### Written problem
Give back the records below exactly, every one, with no pictures.
>> start
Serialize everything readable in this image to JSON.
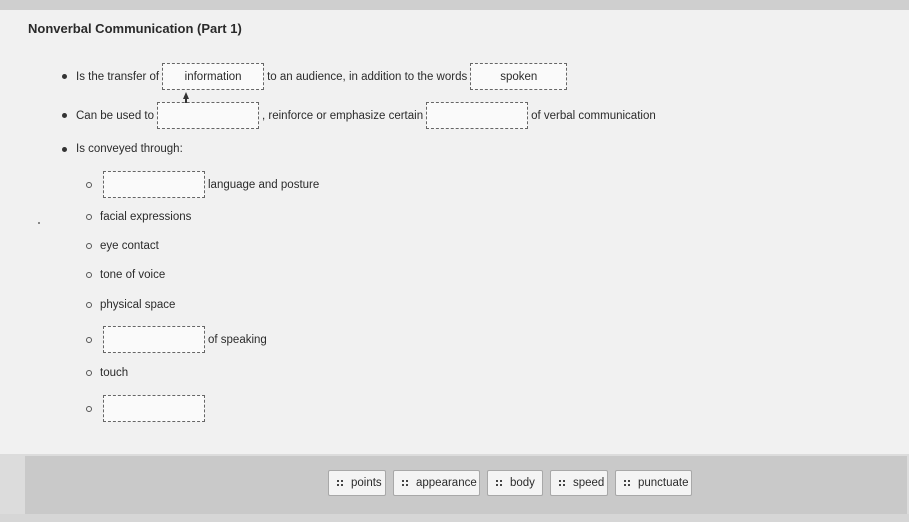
{
  "title": "Nonverbal Communication (Part 1)",
  "bullets": {
    "b1": {
      "before": "Is the transfer of",
      "blank1": "information",
      "middle": "to an audience, in addition to the words",
      "blank2": "spoken"
    },
    "b2": {
      "before": "Can be used to",
      "blank1": "",
      "middle": ", reinforce or emphasize certain",
      "blank2": "",
      "after": "of verbal communication"
    },
    "b3": {
      "text": "Is conveyed through:"
    }
  },
  "subitems": {
    "s1": {
      "blank": "",
      "after": "language and posture"
    },
    "s2": {
      "text": "facial expressions"
    },
    "s3": {
      "text": "eye contact"
    },
    "s4": {
      "text": "tone of voice"
    },
    "s5": {
      "text": "physical space"
    },
    "s6": {
      "blank": "",
      "after": "of speaking"
    },
    "s7": {
      "text": "touch"
    },
    "s8": {
      "blank": ""
    }
  },
  "word_bank": [
    "points",
    "appearance",
    "body",
    "speed",
    "punctuate"
  ]
}
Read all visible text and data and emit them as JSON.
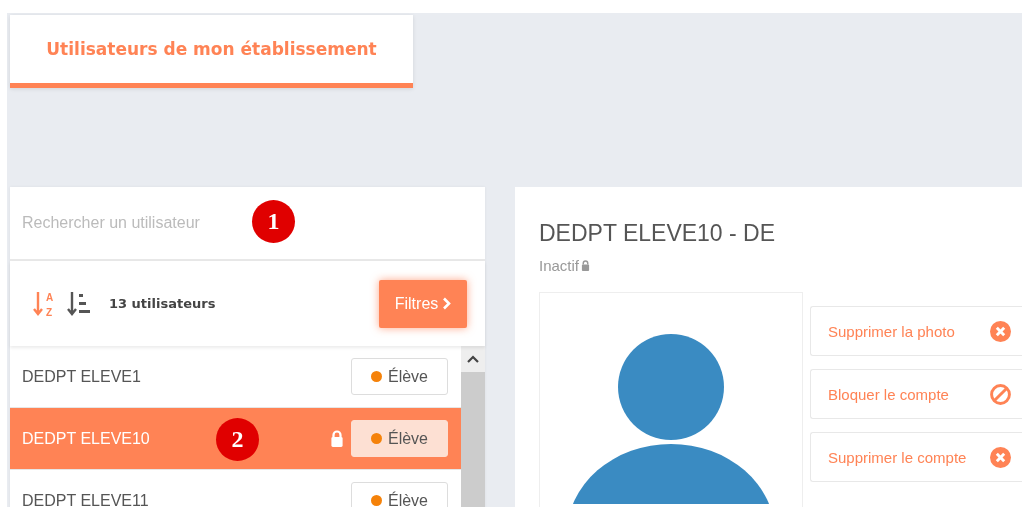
{
  "tab": {
    "label": "Utilisateurs de mon établissement",
    "selected": true
  },
  "search": {
    "placeholder": "Rechercher un utilisateur"
  },
  "toolbar": {
    "sort_letters": [
      "A",
      "Z"
    ],
    "count": "13 utilisateurs",
    "filter_button": "Filtres"
  },
  "users": [
    {
      "name": "DEDPT ELEVE1",
      "role": "Élève",
      "color": "#f5820a",
      "selected": false,
      "locked": false
    },
    {
      "name": "DEDPT ELEVE10",
      "role": "Élève",
      "color": "#f5820a",
      "selected": true,
      "locked": true
    },
    {
      "name": "DEDPT ELEVE11",
      "role": "Élève",
      "color": "#f5820a",
      "selected": false,
      "locked": false
    }
  ],
  "detail": {
    "name": "DEDPT ELEVE10 - DE",
    "status": "Inactif",
    "locked": true,
    "actions": [
      {
        "label": "Supprimer la photo",
        "kind": "remove"
      },
      {
        "label": "Bloquer le compte",
        "kind": "block"
      },
      {
        "label": "Supprimer le compte",
        "kind": "remove"
      }
    ]
  },
  "annotations": [
    {
      "label": "1"
    },
    {
      "label": "2"
    }
  ]
}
>> end
### Response to this exercise
Serialize everything readable in this image to JSON.
{
  "title": "Nonverbal Communication (Part 1)",
  "bullets": {
    "b1": {
      "before": "Is the transfer of",
      "blank1": "information",
      "middle": "to an audience, in addition to the words",
      "blank2": "spoken"
    },
    "b2": {
      "before": "Can be used to",
      "blank1": "",
      "middle": ", reinforce or emphasize certain",
      "blank2": "",
      "after": "of verbal communication"
    },
    "b3": {
      "text": "Is conveyed through:"
    }
  },
  "subitems": {
    "s1": {
      "blank": "",
      "after": "language and posture"
    },
    "s2": {
      "text": "facial expressions"
    },
    "s3": {
      "text": "eye contact"
    },
    "s4": {
      "text": "tone of voice"
    },
    "s5": {
      "text": "physical space"
    },
    "s6": {
      "blank": "",
      "after": "of speaking"
    },
    "s7": {
      "text": "touch"
    },
    "s8": {
      "blank": ""
    }
  },
  "word_bank": [
    "points",
    "appearance",
    "body",
    "speed",
    "punctuate"
  ]
}
Read all visible text and data and emit them as JSON.
{
  "tab": {
    "label": "Utilisateurs de mon établissement",
    "selected": true
  },
  "search": {
    "placeholder": "Rechercher un utilisateur"
  },
  "toolbar": {
    "sort_letters": [
      "A",
      "Z"
    ],
    "count": "13 utilisateurs",
    "filter_button": "Filtres"
  },
  "users": [
    {
      "name": "DEDPT ELEVE1",
      "role": "Élève",
      "color": "#f5820a",
      "selected": false,
      "locked": false
    },
    {
      "name": "DEDPT ELEVE10",
      "role": "Élève",
      "color": "#f5820a",
      "selected": true,
      "locked": true
    },
    {
      "name": "DEDPT ELEVE11",
      "role": "Élève",
      "color": "#f5820a",
      "selected": false,
      "locked": false
    }
  ],
  "detail": {
    "name": "DEDPT ELEVE10 - DE",
    "status": "Inactif",
    "locked": true,
    "actions": [
      {
        "label": "Supprimer la photo",
        "kind": "remove"
      },
      {
        "label": "Bloquer le compte",
        "kind": "block"
      },
      {
        "label": "Supprimer le compte",
        "kind": "remove"
      }
    ]
  },
  "annotations": [
    {
      "label": "1"
    },
    {
      "label": "2"
    }
  ]
}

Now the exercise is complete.